# Set task:
Copy out the entries below character for character, leaving out the pictures.

# Available data:
'''

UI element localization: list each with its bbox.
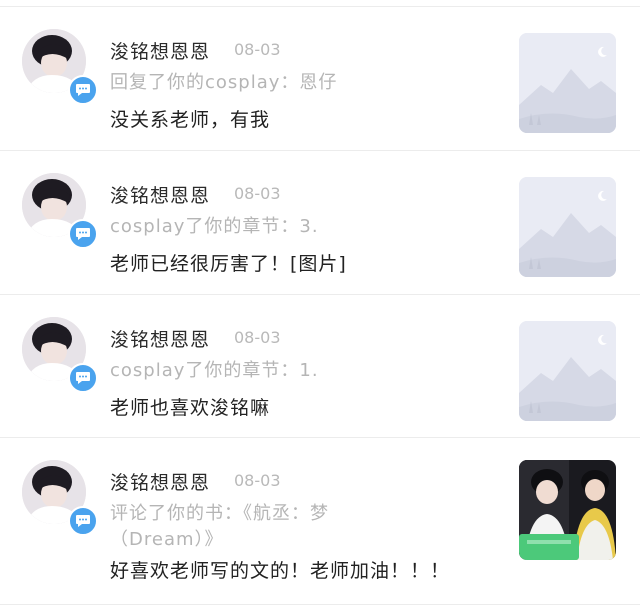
avatar[interactable] [22,29,98,105]
list-item[interactable]: 浚铭想恩恩 08-03 回复了你的cosplay：恩仔 没关系老师，有我 [0,7,640,150]
list-item[interactable]: 浚铭想恩恩 08-03 评论了你的书：《航丞：梦（Dream）》 好喜欢老师写的… [0,438,640,604]
message-text[interactable]: 没关系老师，有我 [110,105,500,132]
message-text[interactable]: 老师已经很厉害了！[图片] [110,249,500,276]
divider [0,604,640,605]
chat-bubble-icon [68,363,98,393]
list-item[interactable]: 浚铭想恩恩 08-03 cosplay了你的章节：1. 老师也喜欢浚铭嘛 [0,295,640,438]
book-cover-photo[interactable] [519,460,616,560]
message-text[interactable]: 老师也喜欢浚铭嘛 [110,393,500,420]
avatar[interactable] [22,173,98,249]
placeholder-image-icon[interactable] [519,177,616,277]
timestamp: 08-03 [234,40,281,59]
timestamp: 08-03 [234,471,281,490]
timestamp: 08-03 [234,328,281,347]
user-name[interactable]: 浚铭想恩恩 [110,181,210,208]
placeholder-image-icon[interactable] [519,33,616,133]
user-name[interactable]: 浚铭想恩恩 [110,468,210,495]
avatar[interactable] [22,460,98,536]
list-item[interactable]: 浚铭想恩恩 08-03 cosplay了你的章节：3. 老师已经很厉害了！[图片… [0,151,640,294]
user-name[interactable]: 浚铭想恩恩 [110,37,210,64]
chat-bubble-icon [68,506,98,536]
chat-bubble-icon [68,75,98,105]
reference-text[interactable]: cosplay了你的章节：3. [110,214,390,240]
message-text[interactable]: 好喜欢老师写的文的！老师加油！！！ [110,556,500,583]
user-name[interactable]: 浚铭想恩恩 [110,325,210,352]
notification-list: 浚铭想恩恩 08-03 回复了你的cosplay：恩仔 没关系老师，有我 浚铭想… [0,0,640,614]
timestamp: 08-03 [234,184,281,203]
chat-bubble-icon [68,219,98,249]
reference-text[interactable]: 评论了你的书：《航丞：梦（Dream）》 [110,501,390,553]
placeholder-image-icon[interactable] [519,321,616,421]
reference-text[interactable]: cosplay了你的章节：1. [110,358,390,384]
reference-text[interactable]: 回复了你的cosplay：恩仔 [110,70,390,96]
avatar[interactable] [22,317,98,393]
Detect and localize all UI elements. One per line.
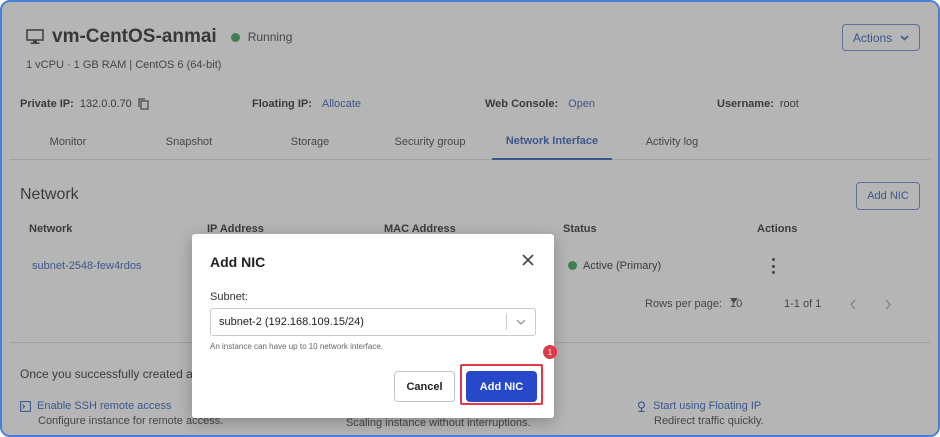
step-badge: 1: [543, 345, 557, 359]
vm-detail-page: vm-CentOS-anmai Running 1 vCPU · 1 GB RA…: [2, 2, 938, 435]
subnet-select[interactable]: subnet-2 (192.168.109.15/24): [210, 308, 536, 336]
subnet-value: subnet-2 (192.168.109.15/24): [219, 316, 364, 328]
window-frame: vm-CentOS-anmai Running 1 vCPU · 1 GB RA…: [0, 0, 940, 437]
highlight-box: [460, 364, 543, 405]
helper-text: An instance can have up to 10 network in…: [210, 342, 383, 351]
chevron-down-icon: [516, 319, 526, 325]
subnet-label: Subnet:: [210, 291, 248, 303]
cancel-button[interactable]: Cancel: [394, 371, 455, 402]
select-separator: [506, 314, 507, 330]
dialog-title: Add NIC: [210, 254, 266, 270]
close-icon[interactable]: [522, 254, 534, 266]
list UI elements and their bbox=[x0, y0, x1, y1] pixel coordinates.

'''

# Output:
UI element localization: list each with its bbox.
avatar[interactable] [22,29,98,105]
list-item[interactable]: 浚铭想恩恩 08-03 回复了你的cosplay：恩仔 没关系老师，有我 [0,7,640,150]
list-item[interactable]: 浚铭想恩恩 08-03 评论了你的书：《航丞：梦（Dream）》 好喜欢老师写的… [0,438,640,604]
message-text[interactable]: 没关系老师，有我 [110,105,500,132]
message-text[interactable]: 老师已经很厉害了！[图片] [110,249,500,276]
divider [0,604,640,605]
chat-bubble-icon [68,363,98,393]
list-item[interactable]: 浚铭想恩恩 08-03 cosplay了你的章节：1. 老师也喜欢浚铭嘛 [0,295,640,438]
book-cover-photo[interactable] [519,460,616,560]
message-text[interactable]: 老师也喜欢浚铭嘛 [110,393,500,420]
avatar[interactable] [22,173,98,249]
placeholder-image-icon[interactable] [519,177,616,277]
timestamp: 08-03 [234,40,281,59]
timestamp: 08-03 [234,471,281,490]
timestamp: 08-03 [234,328,281,347]
user-name[interactable]: 浚铭想恩恩 [110,181,210,208]
placeholder-image-icon[interactable] [519,33,616,133]
user-name[interactable]: 浚铭想恩恩 [110,468,210,495]
avatar[interactable] [22,460,98,536]
list-item[interactable]: 浚铭想恩恩 08-03 cosplay了你的章节：3. 老师已经很厉害了！[图片… [0,151,640,294]
user-name[interactable]: 浚铭想恩恩 [110,37,210,64]
chat-bubble-icon [68,506,98,536]
chat-bubble-icon [68,75,98,105]
reference-text[interactable]: cosplay了你的章节：3. [110,214,390,240]
message-text[interactable]: 好喜欢老师写的文的！老师加油！！！ [110,556,500,583]
user-name[interactable]: 浚铭想恩恩 [110,325,210,352]
notification-list: 浚铭想恩恩 08-03 回复了你的cosplay：恩仔 没关系老师，有我 浚铭想… [0,0,640,614]
timestamp: 08-03 [234,184,281,203]
chat-bubble-icon [68,219,98,249]
reference-text[interactable]: 评论了你的书：《航丞：梦（Dream）》 [110,501,390,553]
placeholder-image-icon[interactable] [519,321,616,421]
reference-text[interactable]: cosplay了你的章节：1. [110,358,390,384]
reference-text[interactable]: 回复了你的cosplay：恩仔 [110,70,390,96]
avatar[interactable] [22,317,98,393]
Detect and localize all UI elements. One per line.
step-badge: 1: [543, 345, 557, 359]
vm-detail-page: vm-CentOS-anmai Running 1 vCPU · 1 GB RA…: [2, 2, 938, 435]
subnet-select[interactable]: subnet-2 (192.168.109.15/24): [210, 308, 536, 336]
subnet-value: subnet-2 (192.168.109.15/24): [219, 316, 364, 328]
window-frame: vm-CentOS-anmai Running 1 vCPU · 1 GB RA…: [0, 0, 940, 437]
highlight-box: [460, 364, 543, 405]
helper-text: An instance can have up to 10 network in…: [210, 342, 383, 351]
chevron-down-icon: [516, 319, 526, 325]
subnet-label: Subnet:: [210, 291, 248, 303]
cancel-button[interactable]: Cancel: [394, 371, 455, 402]
select-separator: [506, 314, 507, 330]
dialog-title: Add NIC: [210, 254, 266, 270]
close-icon[interactable]: [522, 254, 534, 266]
list UI elements and their bbox=[x0, y0, x1, y1] pixel coordinates.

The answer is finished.